**MATERIAL PROVIDED**:
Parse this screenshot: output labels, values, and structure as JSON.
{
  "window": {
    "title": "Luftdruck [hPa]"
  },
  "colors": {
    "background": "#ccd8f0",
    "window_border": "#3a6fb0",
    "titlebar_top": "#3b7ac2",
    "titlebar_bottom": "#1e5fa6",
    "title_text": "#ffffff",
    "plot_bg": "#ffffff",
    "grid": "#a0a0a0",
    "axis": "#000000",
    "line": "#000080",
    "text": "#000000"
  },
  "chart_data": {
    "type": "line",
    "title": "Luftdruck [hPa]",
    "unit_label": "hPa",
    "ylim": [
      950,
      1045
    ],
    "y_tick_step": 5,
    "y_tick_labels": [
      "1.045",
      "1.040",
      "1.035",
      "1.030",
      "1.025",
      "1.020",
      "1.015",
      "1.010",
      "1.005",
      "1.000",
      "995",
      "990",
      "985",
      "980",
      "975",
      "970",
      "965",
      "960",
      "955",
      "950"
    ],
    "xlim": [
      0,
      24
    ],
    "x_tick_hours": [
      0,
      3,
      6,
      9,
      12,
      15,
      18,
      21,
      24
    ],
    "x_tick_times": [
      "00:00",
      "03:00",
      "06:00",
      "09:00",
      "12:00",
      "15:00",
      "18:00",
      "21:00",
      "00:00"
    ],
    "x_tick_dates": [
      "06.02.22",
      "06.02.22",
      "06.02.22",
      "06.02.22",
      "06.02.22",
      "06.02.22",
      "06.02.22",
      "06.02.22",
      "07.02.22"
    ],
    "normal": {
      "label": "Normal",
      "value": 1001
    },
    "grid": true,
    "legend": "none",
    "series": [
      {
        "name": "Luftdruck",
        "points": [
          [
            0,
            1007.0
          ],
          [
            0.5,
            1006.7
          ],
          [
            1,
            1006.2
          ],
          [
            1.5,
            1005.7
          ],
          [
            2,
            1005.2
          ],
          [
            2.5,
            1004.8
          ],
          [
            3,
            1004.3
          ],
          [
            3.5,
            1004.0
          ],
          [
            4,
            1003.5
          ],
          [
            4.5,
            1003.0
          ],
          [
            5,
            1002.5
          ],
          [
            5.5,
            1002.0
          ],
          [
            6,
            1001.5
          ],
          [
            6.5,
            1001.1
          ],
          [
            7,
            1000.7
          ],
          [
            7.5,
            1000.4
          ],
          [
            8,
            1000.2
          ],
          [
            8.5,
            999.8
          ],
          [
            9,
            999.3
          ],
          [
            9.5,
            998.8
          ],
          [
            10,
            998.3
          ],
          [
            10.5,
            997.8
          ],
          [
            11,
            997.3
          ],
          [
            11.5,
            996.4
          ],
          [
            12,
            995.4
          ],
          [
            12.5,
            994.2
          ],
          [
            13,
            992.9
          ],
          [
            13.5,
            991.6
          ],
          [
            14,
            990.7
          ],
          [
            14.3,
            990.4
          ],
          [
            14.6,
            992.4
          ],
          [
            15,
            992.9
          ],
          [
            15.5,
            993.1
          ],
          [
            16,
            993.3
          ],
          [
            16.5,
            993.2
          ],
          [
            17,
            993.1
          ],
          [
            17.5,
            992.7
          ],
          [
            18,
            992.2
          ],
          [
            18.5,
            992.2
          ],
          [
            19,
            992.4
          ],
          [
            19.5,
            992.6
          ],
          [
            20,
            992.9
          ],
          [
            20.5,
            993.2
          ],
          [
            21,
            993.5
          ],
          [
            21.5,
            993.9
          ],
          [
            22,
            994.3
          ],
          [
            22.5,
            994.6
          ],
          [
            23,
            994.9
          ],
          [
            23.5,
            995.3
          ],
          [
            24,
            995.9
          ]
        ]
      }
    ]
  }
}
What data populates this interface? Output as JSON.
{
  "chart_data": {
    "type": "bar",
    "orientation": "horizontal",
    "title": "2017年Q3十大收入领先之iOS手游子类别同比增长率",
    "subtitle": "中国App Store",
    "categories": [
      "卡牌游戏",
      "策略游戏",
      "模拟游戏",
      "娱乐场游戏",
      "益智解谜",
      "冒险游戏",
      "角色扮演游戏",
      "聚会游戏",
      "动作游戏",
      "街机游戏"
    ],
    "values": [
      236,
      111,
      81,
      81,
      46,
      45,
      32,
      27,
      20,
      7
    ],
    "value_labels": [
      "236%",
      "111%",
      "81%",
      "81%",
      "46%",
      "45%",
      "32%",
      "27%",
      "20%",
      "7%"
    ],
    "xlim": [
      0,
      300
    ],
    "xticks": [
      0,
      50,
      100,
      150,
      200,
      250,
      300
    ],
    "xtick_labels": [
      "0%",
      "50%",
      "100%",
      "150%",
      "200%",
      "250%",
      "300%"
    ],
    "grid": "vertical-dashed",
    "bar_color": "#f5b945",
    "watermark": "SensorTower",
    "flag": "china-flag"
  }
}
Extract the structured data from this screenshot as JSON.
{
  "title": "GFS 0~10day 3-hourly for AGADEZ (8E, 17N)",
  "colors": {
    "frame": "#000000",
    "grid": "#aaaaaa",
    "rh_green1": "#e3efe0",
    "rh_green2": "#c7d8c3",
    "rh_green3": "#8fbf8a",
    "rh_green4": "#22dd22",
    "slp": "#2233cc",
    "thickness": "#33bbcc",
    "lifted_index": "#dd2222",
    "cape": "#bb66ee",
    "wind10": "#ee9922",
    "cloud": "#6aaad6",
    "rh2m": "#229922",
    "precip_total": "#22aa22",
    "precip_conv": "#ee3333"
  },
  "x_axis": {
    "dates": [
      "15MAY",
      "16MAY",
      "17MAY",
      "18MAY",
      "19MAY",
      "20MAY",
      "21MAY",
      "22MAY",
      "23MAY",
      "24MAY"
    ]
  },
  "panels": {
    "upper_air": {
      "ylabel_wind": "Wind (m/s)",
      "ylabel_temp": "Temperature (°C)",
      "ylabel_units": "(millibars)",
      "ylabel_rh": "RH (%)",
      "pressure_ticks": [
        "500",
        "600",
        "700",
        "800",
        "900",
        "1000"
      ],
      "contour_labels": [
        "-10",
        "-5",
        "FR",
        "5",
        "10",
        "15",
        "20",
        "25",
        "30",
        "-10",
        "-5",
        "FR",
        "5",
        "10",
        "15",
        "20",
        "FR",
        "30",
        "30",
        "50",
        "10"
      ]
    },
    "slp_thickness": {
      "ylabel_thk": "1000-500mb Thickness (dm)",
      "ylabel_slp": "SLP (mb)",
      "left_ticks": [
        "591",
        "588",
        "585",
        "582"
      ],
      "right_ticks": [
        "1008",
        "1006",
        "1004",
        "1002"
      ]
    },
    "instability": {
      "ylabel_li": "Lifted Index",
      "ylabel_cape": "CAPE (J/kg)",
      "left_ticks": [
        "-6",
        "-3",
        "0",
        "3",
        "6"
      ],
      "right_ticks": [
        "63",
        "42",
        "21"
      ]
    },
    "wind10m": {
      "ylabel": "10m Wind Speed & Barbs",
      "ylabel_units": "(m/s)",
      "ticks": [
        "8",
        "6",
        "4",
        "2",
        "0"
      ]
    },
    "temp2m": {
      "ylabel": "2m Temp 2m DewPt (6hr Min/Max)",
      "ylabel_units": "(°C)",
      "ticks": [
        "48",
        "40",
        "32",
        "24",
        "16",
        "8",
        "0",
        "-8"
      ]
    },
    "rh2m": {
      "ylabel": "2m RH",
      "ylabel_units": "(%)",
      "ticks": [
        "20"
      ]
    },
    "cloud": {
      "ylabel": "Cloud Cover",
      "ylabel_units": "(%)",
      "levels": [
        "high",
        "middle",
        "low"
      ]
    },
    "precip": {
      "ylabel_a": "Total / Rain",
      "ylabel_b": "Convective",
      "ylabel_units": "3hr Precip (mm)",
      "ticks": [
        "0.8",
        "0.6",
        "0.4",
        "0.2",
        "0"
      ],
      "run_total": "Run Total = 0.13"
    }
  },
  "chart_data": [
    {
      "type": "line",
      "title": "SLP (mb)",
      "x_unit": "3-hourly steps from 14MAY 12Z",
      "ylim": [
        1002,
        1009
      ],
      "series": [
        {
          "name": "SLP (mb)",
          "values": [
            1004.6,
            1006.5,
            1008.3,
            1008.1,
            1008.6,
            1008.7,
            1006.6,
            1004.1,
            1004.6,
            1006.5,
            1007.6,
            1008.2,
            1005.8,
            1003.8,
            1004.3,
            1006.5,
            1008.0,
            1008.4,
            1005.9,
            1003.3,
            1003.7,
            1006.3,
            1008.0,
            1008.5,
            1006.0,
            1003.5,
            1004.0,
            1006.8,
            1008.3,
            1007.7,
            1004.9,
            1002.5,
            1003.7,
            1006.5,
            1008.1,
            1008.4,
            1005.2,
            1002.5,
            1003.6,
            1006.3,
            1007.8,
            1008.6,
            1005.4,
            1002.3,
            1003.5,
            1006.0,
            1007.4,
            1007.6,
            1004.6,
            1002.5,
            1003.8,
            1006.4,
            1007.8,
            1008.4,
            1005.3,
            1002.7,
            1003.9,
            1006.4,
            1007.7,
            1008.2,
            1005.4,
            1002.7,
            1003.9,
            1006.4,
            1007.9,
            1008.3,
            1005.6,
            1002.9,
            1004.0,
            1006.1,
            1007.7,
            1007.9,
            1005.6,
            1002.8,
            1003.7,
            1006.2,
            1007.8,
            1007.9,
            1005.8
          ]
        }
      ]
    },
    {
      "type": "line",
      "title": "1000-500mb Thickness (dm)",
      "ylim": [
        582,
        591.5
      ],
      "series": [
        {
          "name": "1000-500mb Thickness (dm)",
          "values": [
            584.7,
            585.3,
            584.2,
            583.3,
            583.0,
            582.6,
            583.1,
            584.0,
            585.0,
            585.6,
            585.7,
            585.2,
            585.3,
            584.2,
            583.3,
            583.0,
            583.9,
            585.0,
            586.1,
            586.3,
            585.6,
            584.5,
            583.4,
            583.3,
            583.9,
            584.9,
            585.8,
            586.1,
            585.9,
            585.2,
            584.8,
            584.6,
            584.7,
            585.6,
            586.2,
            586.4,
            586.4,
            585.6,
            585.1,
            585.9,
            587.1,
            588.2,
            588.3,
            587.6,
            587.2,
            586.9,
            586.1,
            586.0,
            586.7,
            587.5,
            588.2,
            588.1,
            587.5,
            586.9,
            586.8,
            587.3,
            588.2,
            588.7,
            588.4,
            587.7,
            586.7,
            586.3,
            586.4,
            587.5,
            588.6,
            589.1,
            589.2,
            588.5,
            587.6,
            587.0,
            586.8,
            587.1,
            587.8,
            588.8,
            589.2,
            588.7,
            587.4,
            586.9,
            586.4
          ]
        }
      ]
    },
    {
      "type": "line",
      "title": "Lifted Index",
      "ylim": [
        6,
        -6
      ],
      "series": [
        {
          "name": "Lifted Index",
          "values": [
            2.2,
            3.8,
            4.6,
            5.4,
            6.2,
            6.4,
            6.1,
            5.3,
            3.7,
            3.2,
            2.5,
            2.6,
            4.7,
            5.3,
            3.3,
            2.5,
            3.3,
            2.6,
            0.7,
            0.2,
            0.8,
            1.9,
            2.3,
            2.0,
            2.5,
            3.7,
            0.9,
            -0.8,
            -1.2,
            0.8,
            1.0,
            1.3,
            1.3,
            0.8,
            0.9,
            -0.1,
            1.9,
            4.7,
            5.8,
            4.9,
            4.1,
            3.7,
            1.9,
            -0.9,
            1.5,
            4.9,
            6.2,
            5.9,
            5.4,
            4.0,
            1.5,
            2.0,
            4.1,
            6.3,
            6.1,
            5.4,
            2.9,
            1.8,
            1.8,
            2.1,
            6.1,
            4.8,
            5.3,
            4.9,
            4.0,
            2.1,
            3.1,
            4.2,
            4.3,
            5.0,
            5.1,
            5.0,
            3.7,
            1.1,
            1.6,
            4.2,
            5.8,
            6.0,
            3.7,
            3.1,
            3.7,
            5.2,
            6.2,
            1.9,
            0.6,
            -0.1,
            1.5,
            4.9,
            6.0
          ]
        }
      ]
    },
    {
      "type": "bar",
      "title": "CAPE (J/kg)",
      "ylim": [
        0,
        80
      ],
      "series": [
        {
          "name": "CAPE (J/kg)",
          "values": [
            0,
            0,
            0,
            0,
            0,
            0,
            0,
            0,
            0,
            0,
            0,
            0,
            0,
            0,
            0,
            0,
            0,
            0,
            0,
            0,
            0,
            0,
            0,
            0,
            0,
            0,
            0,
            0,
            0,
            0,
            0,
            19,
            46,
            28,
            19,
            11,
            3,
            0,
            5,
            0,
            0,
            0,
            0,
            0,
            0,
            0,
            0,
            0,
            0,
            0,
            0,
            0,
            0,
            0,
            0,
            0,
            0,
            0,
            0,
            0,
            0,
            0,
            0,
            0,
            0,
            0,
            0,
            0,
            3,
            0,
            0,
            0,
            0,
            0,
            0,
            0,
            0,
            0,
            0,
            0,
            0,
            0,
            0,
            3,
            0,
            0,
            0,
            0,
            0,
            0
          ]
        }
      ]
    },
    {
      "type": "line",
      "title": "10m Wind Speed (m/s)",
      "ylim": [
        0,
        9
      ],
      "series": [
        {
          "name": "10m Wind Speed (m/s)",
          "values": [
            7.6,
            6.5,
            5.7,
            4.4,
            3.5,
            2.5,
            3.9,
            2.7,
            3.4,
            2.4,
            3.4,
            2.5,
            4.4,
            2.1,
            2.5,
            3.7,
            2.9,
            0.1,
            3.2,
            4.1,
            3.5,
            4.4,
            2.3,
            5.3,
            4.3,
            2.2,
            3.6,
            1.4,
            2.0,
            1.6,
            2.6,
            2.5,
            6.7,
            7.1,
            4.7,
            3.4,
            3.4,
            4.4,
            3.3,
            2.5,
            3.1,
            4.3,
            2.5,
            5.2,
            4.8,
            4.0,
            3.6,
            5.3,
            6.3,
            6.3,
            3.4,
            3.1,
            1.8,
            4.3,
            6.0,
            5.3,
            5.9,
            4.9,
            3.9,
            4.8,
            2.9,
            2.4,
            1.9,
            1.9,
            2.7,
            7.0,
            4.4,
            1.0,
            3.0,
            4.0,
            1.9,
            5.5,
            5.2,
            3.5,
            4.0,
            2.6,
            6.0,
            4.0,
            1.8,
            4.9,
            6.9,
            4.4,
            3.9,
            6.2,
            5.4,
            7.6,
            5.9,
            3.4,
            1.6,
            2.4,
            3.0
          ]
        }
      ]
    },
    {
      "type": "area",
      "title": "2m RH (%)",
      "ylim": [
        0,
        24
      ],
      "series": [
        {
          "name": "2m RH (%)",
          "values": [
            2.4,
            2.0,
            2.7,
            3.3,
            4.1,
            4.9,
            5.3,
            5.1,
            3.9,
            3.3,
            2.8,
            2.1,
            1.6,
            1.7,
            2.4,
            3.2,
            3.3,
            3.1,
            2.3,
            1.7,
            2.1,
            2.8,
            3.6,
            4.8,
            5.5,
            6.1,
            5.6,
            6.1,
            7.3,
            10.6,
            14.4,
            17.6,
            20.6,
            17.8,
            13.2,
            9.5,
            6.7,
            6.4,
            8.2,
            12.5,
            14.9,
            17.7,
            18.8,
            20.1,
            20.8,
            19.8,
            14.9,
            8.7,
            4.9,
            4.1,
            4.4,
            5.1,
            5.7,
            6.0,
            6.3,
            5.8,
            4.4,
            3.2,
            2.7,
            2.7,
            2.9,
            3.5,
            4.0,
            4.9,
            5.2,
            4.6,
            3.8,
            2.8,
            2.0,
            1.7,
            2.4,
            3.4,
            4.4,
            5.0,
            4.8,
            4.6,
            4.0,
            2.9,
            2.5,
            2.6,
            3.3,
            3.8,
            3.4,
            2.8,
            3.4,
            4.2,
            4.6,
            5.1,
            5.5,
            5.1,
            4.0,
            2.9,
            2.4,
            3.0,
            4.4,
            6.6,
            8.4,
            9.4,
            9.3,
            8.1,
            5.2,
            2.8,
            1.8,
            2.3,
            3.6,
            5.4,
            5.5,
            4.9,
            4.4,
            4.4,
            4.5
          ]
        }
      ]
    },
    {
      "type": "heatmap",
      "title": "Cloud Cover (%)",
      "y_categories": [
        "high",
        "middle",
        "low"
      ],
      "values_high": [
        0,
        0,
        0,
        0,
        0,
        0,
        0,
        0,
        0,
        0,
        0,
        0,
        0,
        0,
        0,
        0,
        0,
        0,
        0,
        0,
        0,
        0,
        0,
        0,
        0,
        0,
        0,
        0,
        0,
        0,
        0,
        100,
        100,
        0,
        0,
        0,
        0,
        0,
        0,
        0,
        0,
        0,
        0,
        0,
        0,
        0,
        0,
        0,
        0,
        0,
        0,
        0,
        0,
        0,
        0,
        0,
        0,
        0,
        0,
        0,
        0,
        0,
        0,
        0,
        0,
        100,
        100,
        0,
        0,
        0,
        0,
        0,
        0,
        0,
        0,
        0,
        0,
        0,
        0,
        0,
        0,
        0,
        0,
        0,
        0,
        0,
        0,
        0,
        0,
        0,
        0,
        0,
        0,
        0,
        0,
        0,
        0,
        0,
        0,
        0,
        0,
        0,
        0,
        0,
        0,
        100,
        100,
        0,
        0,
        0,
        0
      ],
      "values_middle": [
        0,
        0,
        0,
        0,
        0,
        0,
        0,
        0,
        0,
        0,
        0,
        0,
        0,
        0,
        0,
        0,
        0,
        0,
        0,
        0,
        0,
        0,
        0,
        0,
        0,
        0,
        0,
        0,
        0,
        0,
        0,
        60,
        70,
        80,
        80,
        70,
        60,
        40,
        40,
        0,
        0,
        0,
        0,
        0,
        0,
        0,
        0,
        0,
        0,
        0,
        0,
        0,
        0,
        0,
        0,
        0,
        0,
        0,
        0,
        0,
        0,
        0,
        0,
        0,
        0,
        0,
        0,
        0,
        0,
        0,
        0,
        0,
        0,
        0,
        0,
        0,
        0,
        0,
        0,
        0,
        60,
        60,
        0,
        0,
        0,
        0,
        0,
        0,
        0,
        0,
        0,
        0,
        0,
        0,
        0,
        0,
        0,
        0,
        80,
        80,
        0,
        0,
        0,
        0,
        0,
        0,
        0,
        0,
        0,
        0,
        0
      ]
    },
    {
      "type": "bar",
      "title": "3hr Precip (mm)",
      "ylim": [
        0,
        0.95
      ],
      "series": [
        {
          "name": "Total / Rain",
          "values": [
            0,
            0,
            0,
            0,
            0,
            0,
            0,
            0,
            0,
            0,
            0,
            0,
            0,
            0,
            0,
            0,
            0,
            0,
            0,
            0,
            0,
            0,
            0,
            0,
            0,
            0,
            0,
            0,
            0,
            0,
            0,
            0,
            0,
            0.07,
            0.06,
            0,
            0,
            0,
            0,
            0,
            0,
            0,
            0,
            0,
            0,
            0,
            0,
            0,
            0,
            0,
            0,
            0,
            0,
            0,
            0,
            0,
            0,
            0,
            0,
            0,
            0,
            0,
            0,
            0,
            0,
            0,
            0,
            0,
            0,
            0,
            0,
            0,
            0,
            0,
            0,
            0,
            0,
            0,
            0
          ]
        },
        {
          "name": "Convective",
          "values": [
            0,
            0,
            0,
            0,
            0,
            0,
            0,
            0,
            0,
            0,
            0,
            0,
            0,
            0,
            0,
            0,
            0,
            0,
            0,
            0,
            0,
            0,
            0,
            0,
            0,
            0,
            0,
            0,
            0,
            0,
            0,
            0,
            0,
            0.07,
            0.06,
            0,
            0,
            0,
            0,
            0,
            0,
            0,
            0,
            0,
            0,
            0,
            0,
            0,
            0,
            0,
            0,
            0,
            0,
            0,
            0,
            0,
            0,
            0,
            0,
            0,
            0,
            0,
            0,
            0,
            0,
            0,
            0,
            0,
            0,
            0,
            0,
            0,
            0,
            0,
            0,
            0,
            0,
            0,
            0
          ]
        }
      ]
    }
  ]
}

**SHORT EXERCISE**: Each line that holds the word "name" is to be copied.

**TASK SOLUTION**:
        "name": "Luftdruck",
          "name": "SLP (mb)",
          "name": "1000-500mb Thickness (dm)",
          "name": "Lifted Index",
          "name": "CAPE (J/kg)",
          "name": "10m Wind Speed (m/s)",
          "name": "2m RH (%)",
          "name": "Total / Rain",
          "name": "Convective",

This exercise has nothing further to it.